Saved entries:
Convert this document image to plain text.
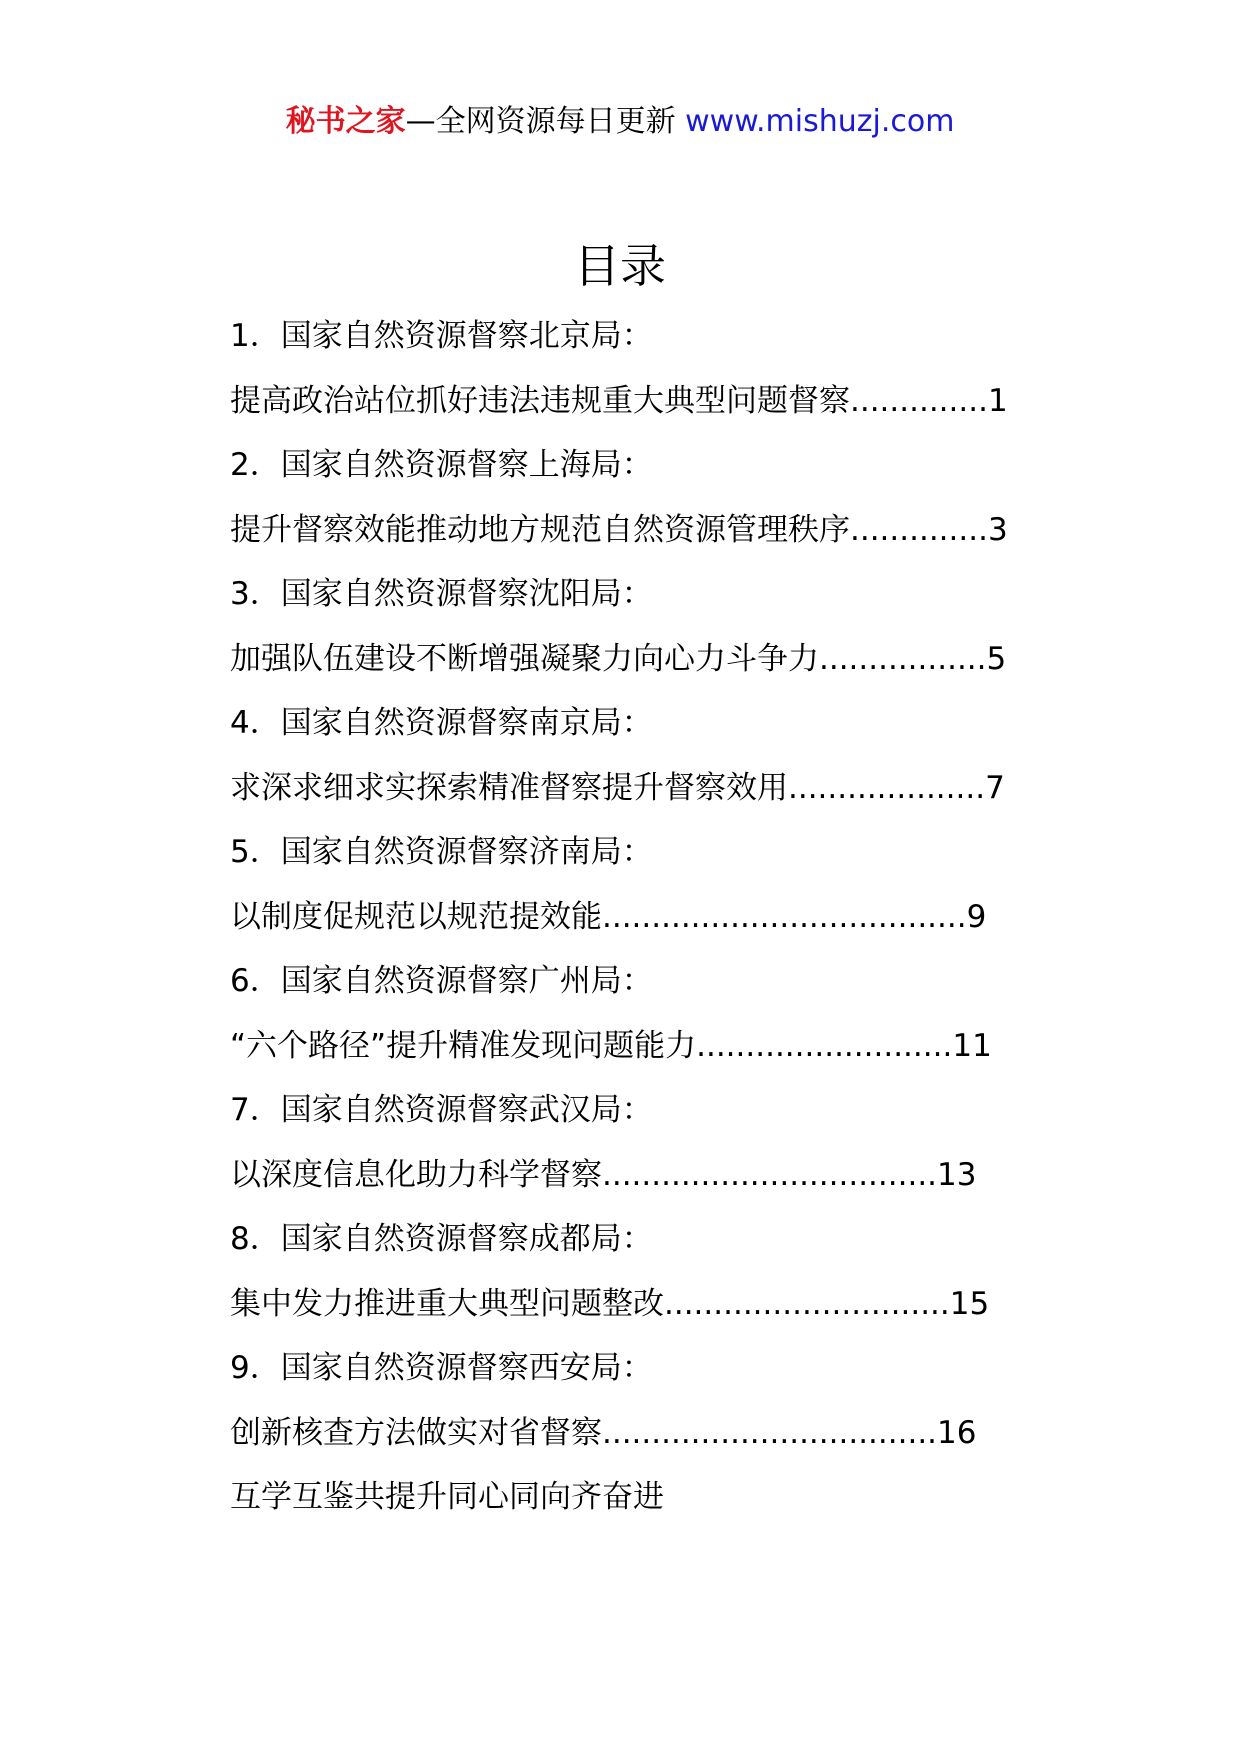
秘书之家—全网资源每日更新 www.mishuzj.com
目录
1．国家自然资源督察北京局：
提高政治站位抓好违法违规重大典型问题督察 .............. 1
2．国家自然资源督察上海局：
提升督察效能推动地方规范自然资源管理秩序 .............. 3
3．国家自然资源督察沈阳局：
加强队伍建设不断增强凝聚力向心力斗争力 ................. 5
4．国家自然资源督察南京局：
求深求细求实探索精准督察提升督察效用 .................... 7
5．国家自然资源督察济南局：
以制度促规范以规范提效能 ..................................... 9
6．国家自然资源督察广州局：
“六个路径”提升精准发现问题能力 .......................... 11
7．国家自然资源督察武汉局：
以深度信息化助力科学督察 .................................. 13
8．国家自然资源督察成都局：
集中发力推进重大典型问题整改 ............................. 15
9．国家自然资源督察西安局：
创新核查方法做实对省督察 .................................. 16
互学互鉴共提升同心同向齐奋进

▸ **Task directions**: Except for the pictures, print the data above exactly.

▸ **Answer to the task**:
Convert this document image to plain text.
秘书之家—全网资源每日更新 www.mishuzj.com
目录
1．国家自然资源督察北京局：
提高政治站位抓好违法违规重大典型问题督察 .............. 1
2．国家自然资源督察上海局：
提升督察效能推动地方规范自然资源管理秩序 .............. 3
3．国家自然资源督察沈阳局：
加强队伍建设不断增强凝聚力向心力斗争力 ................. 5
4．国家自然资源督察南京局：
求深求细求实探索精准督察提升督察效用 .................... 7
5．国家自然资源督察济南局：
以制度促规范以规范提效能 ..................................... 9
6．国家自然资源督察广州局：
“六个路径”提升精准发现问题能力 .......................... 11
7．国家自然资源督察武汉局：
以深度信息化助力科学督察 .................................. 13
8．国家自然资源督察成都局：
集中发力推进重大典型问题整改 ............................. 15
9．国家自然资源督察西安局：
创新核查方法做实对省督察 .................................. 16
互学互鉴共提升同心同向齐奋进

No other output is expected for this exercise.